[Brief]:
Give back the full material, exactly as it reads.

[Extracted information]:

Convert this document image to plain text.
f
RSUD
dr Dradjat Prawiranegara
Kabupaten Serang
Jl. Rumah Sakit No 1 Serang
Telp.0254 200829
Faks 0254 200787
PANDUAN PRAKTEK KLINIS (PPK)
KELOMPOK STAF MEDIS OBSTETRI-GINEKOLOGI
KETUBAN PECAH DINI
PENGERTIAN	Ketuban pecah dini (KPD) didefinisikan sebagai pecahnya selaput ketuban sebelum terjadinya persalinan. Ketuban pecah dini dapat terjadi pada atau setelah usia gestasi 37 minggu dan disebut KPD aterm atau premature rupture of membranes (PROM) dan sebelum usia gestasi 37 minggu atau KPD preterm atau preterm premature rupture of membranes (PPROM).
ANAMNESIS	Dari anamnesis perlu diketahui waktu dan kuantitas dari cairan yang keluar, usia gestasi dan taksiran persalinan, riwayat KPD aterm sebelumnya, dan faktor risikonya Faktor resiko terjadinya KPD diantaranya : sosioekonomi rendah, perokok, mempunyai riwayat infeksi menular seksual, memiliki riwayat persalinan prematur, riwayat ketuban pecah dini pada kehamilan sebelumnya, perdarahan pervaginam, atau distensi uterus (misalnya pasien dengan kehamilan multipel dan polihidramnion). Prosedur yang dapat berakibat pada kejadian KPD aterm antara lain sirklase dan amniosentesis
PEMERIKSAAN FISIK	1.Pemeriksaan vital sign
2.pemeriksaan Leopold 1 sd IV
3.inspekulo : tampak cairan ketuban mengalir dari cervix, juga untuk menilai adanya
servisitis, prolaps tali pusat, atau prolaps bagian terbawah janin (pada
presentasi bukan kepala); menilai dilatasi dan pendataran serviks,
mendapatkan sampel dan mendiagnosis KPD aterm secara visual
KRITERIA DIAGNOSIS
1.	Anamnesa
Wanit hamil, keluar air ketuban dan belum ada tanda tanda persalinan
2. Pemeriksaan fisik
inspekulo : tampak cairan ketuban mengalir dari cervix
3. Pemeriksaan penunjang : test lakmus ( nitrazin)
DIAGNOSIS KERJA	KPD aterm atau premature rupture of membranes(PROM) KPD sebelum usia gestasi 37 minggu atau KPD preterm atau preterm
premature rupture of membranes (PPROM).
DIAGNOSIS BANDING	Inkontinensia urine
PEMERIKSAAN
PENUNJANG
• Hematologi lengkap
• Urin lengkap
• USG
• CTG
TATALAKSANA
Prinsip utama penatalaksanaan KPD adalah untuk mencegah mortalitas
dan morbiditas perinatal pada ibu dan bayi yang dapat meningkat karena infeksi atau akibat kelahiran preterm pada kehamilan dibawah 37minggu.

[Correct output]:
Convert this document image to plain text.
f
RSUD
dr Dradjat Prawiranegara
Kabupaten Serang
Jl. Rumah Sakit No 1 Serang
Telp.0254 200829
Faks 0254 200787
PANDUAN PRAKTEK KLINIS (PPK)
KELOMPOK STAF MEDIS OBSTETRI-GINEKOLOGI
KETUBAN PECAH DINI
PENGERTIAN	Ketuban pecah dini (KPD) didefinisikan sebagai pecahnya selaput ketuban sebelum terjadinya persalinan. Ketuban pecah dini dapat terjadi pada atau setelah usia gestasi 37 minggu dan disebut KPD aterm atau premature rupture of membranes (PROM) dan sebelum usia gestasi 37 minggu atau KPD preterm atau preterm premature rupture of membranes (PPROM).
ANAMNESIS	Dari anamnesis perlu diketahui waktu dan kuantitas dari cairan yang keluar, usia gestasi dan taksiran persalinan, riwayat KPD aterm sebelumnya, dan faktor risikonya Faktor resiko terjadinya KPD diantaranya : sosioekonomi rendah, perokok, mempunyai riwayat infeksi menular seksual, memiliki riwayat persalinan prematur, riwayat ketuban pecah dini pada kehamilan sebelumnya, perdarahan pervaginam, atau distensi uterus (misalnya pasien dengan kehamilan multipel dan polihidramnion). Prosedur yang dapat berakibat pada kejadian KPD aterm antara lain sirklase dan amniosentesis
PEMERIKSAAN FISIK	1.Pemeriksaan vital sign
2.pemeriksaan Leopold 1 sd IV
3.inspekulo : tampak cairan ketuban mengalir dari cervix, juga untuk menilai adanya
servisitis, prolaps tali pusat, atau prolaps bagian terbawah janin (pada
presentasi bukan kepala); menilai dilatasi dan pendataran serviks,
mendapatkan sampel dan mendiagnosis KPD aterm secara visual
KRITERIA DIAGNOSIS
1.	Anamnesa
Wanit hamil, keluar air ketuban dan belum ada tanda tanda persalinan
2. Pemeriksaan fisik
inspekulo : tampak cairan ketuban mengalir dari cervix
3. Pemeriksaan penunjang : test lakmus ( nitrazin)
DIAGNOSIS KERJA	KPD aterm atau premature rupture of membranes(PROM) KPD sebelum usia gestasi 37 minggu atau KPD preterm atau preterm
premature rupture of membranes (PPROM).
DIAGNOSIS BANDING	Inkontinensia urine
PEMERIKSAAN
PENUNJANG
• Hematologi lengkap
• Urin lengkap
• USG
• CTG
TATALAKSANA
Prinsip utama penatalaksanaan KPD adalah untuk mencegah mortalitas
dan morbiditas perinatal pada ibu dan bayi yang dapat meningkat karena infeksi atau akibat kelahiran preterm pada kehamilan dibawah 37minggu.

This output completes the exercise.